• The problem:
Gather every line in the records below that contains the word "Кушвинский".

• Information shown:
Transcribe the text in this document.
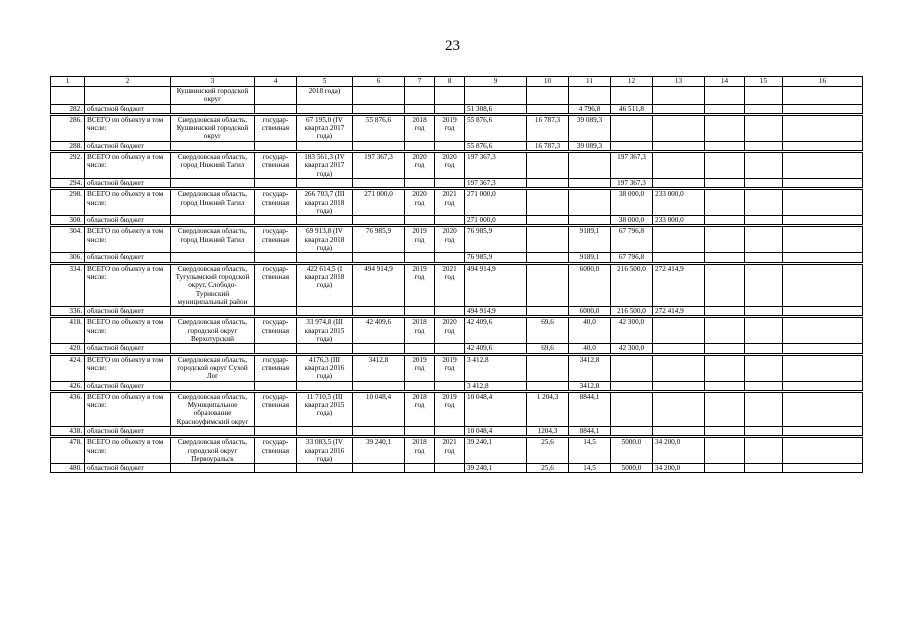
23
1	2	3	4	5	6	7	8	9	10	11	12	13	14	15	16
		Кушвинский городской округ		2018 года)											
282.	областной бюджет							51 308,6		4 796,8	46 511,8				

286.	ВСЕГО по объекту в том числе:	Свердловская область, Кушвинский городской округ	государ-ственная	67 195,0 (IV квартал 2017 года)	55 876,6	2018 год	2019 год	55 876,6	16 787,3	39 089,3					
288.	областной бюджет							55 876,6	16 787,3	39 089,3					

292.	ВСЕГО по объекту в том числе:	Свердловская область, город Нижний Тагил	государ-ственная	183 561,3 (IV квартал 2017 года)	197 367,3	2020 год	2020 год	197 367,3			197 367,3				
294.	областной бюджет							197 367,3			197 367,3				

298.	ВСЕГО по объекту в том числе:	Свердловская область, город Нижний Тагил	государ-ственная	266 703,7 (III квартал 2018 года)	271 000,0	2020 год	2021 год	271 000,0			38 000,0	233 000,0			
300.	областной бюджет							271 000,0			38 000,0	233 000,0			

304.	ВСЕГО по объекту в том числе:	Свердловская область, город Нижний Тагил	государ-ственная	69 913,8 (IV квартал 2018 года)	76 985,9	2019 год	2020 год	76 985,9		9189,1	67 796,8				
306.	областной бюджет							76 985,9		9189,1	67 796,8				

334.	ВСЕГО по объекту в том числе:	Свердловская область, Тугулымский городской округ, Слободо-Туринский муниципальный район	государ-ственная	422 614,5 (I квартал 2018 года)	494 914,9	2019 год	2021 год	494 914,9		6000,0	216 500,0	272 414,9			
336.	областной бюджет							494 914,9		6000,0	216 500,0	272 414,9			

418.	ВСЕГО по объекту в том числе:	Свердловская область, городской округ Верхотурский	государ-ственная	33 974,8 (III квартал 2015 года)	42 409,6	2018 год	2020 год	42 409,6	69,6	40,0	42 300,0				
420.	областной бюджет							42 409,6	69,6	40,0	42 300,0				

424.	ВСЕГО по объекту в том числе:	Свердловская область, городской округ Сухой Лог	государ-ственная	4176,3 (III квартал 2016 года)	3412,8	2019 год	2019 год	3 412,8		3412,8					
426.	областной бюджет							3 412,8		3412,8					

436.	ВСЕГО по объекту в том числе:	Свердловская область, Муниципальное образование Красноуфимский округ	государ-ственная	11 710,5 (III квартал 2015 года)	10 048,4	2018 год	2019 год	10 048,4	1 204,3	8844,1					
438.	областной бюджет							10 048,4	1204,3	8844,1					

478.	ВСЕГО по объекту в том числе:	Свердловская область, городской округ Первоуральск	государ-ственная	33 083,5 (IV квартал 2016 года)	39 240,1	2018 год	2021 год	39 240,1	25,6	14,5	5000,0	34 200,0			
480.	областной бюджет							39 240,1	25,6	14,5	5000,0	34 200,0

==

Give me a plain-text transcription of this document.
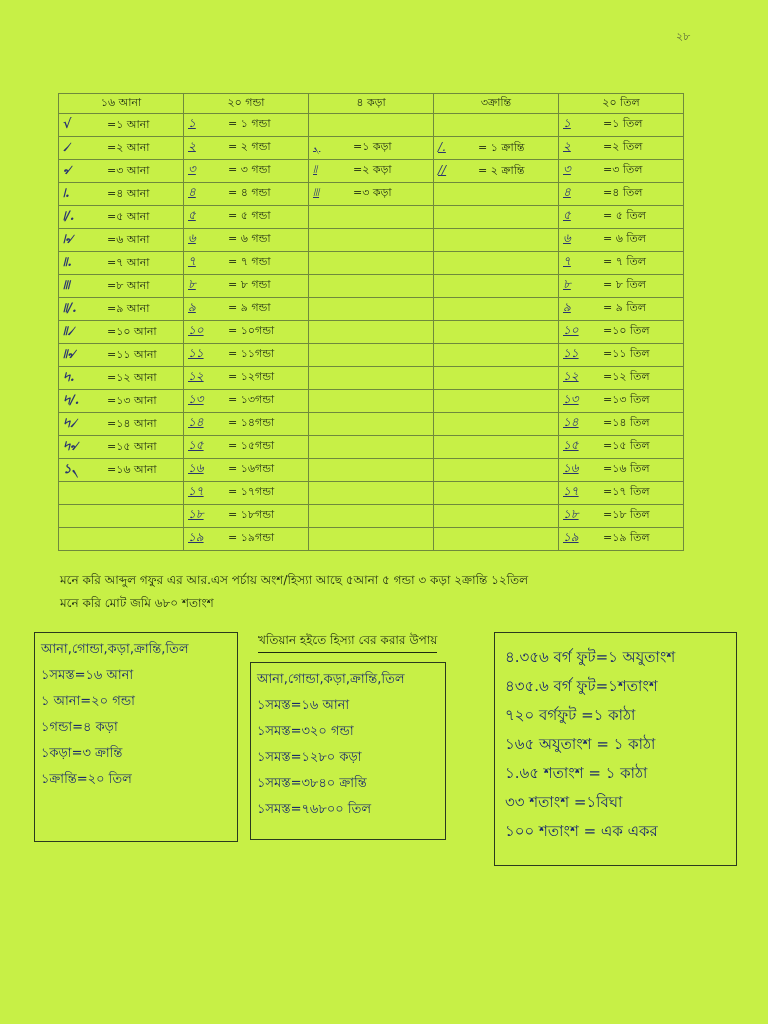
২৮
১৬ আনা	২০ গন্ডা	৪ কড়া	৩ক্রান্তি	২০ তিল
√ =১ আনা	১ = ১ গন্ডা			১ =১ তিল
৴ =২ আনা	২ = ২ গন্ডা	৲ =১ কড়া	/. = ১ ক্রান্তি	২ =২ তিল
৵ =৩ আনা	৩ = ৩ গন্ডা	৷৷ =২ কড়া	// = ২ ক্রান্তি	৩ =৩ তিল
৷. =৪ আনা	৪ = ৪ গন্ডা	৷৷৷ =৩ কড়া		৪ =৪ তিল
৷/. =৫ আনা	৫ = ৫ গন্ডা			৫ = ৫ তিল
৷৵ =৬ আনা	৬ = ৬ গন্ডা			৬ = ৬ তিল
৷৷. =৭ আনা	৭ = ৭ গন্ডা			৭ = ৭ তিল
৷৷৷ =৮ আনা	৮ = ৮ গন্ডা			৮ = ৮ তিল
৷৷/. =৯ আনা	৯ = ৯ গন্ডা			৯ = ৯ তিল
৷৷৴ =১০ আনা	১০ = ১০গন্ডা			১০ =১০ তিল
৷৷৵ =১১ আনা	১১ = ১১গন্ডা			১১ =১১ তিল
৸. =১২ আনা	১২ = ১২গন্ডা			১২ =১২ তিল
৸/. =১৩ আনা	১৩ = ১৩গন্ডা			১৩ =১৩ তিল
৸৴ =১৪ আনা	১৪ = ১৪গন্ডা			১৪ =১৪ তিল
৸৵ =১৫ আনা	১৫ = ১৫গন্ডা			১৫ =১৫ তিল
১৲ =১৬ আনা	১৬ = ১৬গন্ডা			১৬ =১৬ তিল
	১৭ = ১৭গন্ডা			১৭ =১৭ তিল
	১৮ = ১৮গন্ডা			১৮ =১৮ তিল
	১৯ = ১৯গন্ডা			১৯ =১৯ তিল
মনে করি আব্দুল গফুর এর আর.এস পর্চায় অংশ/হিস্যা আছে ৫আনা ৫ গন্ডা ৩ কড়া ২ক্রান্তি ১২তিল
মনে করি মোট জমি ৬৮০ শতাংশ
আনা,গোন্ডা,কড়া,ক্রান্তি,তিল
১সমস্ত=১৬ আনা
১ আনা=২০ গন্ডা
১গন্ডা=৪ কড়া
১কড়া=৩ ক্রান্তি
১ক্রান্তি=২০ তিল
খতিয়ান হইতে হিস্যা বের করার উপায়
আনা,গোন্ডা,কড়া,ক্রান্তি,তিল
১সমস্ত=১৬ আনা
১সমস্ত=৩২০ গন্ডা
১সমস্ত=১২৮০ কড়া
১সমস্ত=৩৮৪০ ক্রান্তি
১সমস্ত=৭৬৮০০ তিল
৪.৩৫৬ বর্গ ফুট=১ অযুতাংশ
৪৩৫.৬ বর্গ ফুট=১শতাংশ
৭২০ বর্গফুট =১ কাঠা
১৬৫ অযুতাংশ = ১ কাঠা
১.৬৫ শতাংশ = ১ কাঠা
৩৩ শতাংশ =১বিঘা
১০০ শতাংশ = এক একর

• Result of this exercise:
		Кушвинский городской округ		2018 года)											
286.	ВСЕГО по объекту в том числе:	Свердловская область, Кушвинский городской округ	государ-ственная	67 195,0 (IV квартал 2017 года)	55 876,6	2018 год	2019 год	55 876,6	16 787,3	39 089,3					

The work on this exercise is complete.